Given data —
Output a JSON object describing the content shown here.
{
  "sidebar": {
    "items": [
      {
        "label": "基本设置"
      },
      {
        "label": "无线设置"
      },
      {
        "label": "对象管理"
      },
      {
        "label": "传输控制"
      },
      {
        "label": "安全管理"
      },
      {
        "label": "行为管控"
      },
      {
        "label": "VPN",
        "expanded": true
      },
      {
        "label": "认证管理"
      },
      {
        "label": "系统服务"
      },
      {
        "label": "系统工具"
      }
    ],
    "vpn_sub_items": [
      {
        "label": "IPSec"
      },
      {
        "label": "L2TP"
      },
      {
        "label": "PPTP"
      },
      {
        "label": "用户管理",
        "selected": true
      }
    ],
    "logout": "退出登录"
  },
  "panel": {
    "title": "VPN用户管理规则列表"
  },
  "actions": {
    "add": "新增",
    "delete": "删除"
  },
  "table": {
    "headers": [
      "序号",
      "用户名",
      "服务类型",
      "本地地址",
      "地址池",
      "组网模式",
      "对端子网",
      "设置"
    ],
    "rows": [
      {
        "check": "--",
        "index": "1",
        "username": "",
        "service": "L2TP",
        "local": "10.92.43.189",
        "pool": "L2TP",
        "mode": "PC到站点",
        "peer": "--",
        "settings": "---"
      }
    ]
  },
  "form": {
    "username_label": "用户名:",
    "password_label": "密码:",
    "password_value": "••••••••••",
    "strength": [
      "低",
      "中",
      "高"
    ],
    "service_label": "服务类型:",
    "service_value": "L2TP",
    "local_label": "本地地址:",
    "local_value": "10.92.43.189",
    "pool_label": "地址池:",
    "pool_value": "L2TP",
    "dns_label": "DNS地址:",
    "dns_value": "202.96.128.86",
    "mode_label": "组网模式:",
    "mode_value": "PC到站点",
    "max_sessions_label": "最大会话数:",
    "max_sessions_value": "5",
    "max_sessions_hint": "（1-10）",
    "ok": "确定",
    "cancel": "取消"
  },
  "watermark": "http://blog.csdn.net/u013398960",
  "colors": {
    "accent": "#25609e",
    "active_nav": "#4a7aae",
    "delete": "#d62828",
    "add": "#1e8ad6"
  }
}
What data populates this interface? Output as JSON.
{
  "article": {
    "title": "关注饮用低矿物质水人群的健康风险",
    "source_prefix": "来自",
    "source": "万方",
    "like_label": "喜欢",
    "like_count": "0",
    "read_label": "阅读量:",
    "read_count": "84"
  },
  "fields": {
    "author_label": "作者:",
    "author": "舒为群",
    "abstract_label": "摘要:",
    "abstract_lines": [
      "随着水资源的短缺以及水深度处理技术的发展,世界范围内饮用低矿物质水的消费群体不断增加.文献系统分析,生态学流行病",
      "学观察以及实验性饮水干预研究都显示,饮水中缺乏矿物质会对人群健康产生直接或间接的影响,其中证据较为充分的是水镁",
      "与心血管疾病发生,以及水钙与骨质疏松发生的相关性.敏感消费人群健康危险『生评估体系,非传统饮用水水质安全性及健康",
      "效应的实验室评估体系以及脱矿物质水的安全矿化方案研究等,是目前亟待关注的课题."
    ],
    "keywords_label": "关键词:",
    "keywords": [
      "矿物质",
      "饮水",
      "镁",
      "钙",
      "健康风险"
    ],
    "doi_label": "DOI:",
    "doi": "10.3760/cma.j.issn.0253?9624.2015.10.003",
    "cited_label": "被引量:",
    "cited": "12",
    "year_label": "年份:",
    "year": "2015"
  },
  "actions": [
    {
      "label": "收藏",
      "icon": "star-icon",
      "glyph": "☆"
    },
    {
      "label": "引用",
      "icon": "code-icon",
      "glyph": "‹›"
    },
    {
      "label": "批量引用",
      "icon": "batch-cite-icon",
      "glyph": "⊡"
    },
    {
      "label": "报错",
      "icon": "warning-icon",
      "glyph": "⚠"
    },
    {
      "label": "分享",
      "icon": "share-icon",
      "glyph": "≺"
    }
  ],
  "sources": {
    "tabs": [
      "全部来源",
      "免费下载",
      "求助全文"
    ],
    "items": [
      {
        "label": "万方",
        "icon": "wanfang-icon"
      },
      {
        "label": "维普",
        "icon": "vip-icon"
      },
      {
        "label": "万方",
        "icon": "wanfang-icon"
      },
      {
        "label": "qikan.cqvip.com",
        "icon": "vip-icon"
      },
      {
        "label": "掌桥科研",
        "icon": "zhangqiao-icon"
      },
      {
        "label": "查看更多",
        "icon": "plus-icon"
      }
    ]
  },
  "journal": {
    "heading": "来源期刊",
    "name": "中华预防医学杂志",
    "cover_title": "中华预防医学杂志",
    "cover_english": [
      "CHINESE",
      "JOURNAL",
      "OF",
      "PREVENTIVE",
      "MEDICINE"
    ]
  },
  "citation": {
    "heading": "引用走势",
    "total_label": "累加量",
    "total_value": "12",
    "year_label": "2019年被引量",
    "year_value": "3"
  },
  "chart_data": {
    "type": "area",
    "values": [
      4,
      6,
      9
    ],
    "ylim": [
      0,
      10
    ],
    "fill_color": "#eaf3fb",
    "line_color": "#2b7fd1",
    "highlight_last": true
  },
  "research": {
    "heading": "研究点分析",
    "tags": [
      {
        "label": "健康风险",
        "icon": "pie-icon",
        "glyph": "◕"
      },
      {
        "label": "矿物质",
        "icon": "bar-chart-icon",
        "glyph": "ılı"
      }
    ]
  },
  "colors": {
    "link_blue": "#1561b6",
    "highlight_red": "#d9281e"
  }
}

Your instructions —
Each entry is to be returned in full, character for character.

Correct result —
Output a JSON object describing the content shown here.
{
  "sidebar": {
    "items": [
      {
        "label": "基本设置"
      },
      {
        "label": "无线设置"
      },
      {
        "label": "对象管理"
      },
      {
        "label": "传输控制"
      },
      {
        "label": "安全管理"
      },
      {
        "label": "行为管控"
      },
      {
        "label": "VPN",
        "expanded": true
      },
      {
        "label": "认证管理"
      },
      {
        "label": "系统服务"
      },
      {
        "label": "系统工具"
      }
    ],
    "vpn_sub_items": [
      {
        "label": "IPSec"
      },
      {
        "label": "L2TP"
      },
      {
        "label": "PPTP"
      },
      {
        "label": "用户管理",
        "selected": true
      }
    ],
    "logout": "退出登录"
  },
  "panel": {
    "title": "VPN用户管理规则列表"
  },
  "actions": {
    "add": "新增",
    "delete": "删除"
  },
  "table": {
    "headers": [
      "序号",
      "用户名",
      "服务类型",
      "本地地址",
      "地址池",
      "组网模式",
      "对端子网",
      "设置"
    ],
    "rows": [
      {
        "check": "--",
        "index": "1",
        "username": "",
        "service": "L2TP",
        "local": "10.92.43.189",
        "pool": "L2TP",
        "mode": "PC到站点",
        "peer": "--",
        "settings": "---"
      }
    ]
  },
  "form": {
    "username_label": "用户名:",
    "password_label": "密码:",
    "password_value": "••••••••••",
    "strength": [
      "低",
      "中",
      "高"
    ],
    "service_label": "服务类型:",
    "service_value": "L2TP",
    "local_label": "本地地址:",
    "local_value": "10.92.43.189",
    "pool_label": "地址池:",
    "pool_value": "L2TP",
    "dns_label": "DNS地址:",
    "dns_value": "202.96.128.86",
    "mode_label": "组网模式:",
    "mode_value": "PC到站点",
    "max_sessions_label": "最大会话数:",
    "max_sessions_value": "5",
    "max_sessions_hint": "（1-10）",
    "ok": "确定",
    "cancel": "取消"
  },
  "watermark": "http://blog.csdn.net/u013398960",
  "colors": {
    "accent": "#25609e",
    "active_nav": "#4a7aae",
    "delete": "#d62828",
    "add": "#1e8ad6"
  }
}
What data populates this interface? Output as JSON.
{
  "article": {
    "title": "关注饮用低矿物质水人群的健康风险",
    "source_prefix": "来自",
    "source": "万方",
    "like_label": "喜欢",
    "like_count": "0",
    "read_label": "阅读量:",
    "read_count": "84"
  },
  "fields": {
    "author_label": "作者:",
    "author": "舒为群",
    "abstract_label": "摘要:",
    "abstract_lines": [
      "随着水资源的短缺以及水深度处理技术的发展,世界范围内饮用低矿物质水的消费群体不断增加.文献系统分析,生态学流行病",
      "学观察以及实验性饮水干预研究都显示,饮水中缺乏矿物质会对人群健康产生直接或间接的影响,其中证据较为充分的是水镁",
      "与心血管疾病发生,以及水钙与骨质疏松发生的相关性.敏感消费人群健康危险『生评估体系,非传统饮用水水质安全性及健康",
      "效应的实验室评估体系以及脱矿物质水的安全矿化方案研究等,是目前亟待关注的课题."
    ],
    "keywords_label": "关键词:",
    "keywords": [
      "矿物质",
      "饮水",
      "镁",
      "钙",
      "健康风险"
    ],
    "doi_label": "DOI:",
    "doi": "10.3760/cma.j.issn.0253?9624.2015.10.003",
    "cited_label": "被引量:",
    "cited": "12",
    "year_label": "年份:",
    "year": "2015"
  },
  "actions": [
    {
      "label": "收藏",
      "icon": "star-icon",
      "glyph": "☆"
    },
    {
      "label": "引用",
      "icon": "code-icon",
      "glyph": "‹›"
    },
    {
      "label": "批量引用",
      "icon": "batch-cite-icon",
      "glyph": "⊡"
    },
    {
      "label": "报错",
      "icon": "warning-icon",
      "glyph": "⚠"
    },
    {
      "label": "分享",
      "icon": "share-icon",
      "glyph": "≺"
    }
  ],
  "sources": {
    "tabs": [
      "全部来源",
      "免费下载",
      "求助全文"
    ],
    "items": [
      {
        "label": "万方",
        "icon": "wanfang-icon"
      },
      {
        "label": "维普",
        "icon": "vip-icon"
      },
      {
        "label": "万方",
        "icon": "wanfang-icon"
      },
      {
        "label": "qikan.cqvip.com",
        "icon": "vip-icon"
      },
      {
        "label": "掌桥科研",
        "icon": "zhangqiao-icon"
      },
      {
        "label": "查看更多",
        "icon": "plus-icon"
      }
    ]
  },
  "journal": {
    "heading": "来源期刊",
    "name": "中华预防医学杂志",
    "cover_title": "中华预防医学杂志",
    "cover_english": [
      "CHINESE",
      "JOURNAL",
      "OF",
      "PREVENTIVE",
      "MEDICINE"
    ]
  },
  "citation": {
    "heading": "引用走势",
    "total_label": "累加量",
    "total_value": "12",
    "year_label": "2019年被引量",
    "year_value": "3"
  },
  "chart_data": {
    "type": "area",
    "values": [
      4,
      6,
      9
    ],
    "ylim": [
      0,
      10
    ],
    "fill_color": "#eaf3fb",
    "line_color": "#2b7fd1",
    "highlight_last": true
  },
  "research": {
    "heading": "研究点分析",
    "tags": [
      {
        "label": "健康风险",
        "icon": "pie-icon",
        "glyph": "◕"
      },
      {
        "label": "矿物质",
        "icon": "bar-chart-icon",
        "glyph": "ılı"
      }
    ]
  },
  "colors": {
    "link_blue": "#1561b6",
    "highlight_red": "#d9281e"
  }
}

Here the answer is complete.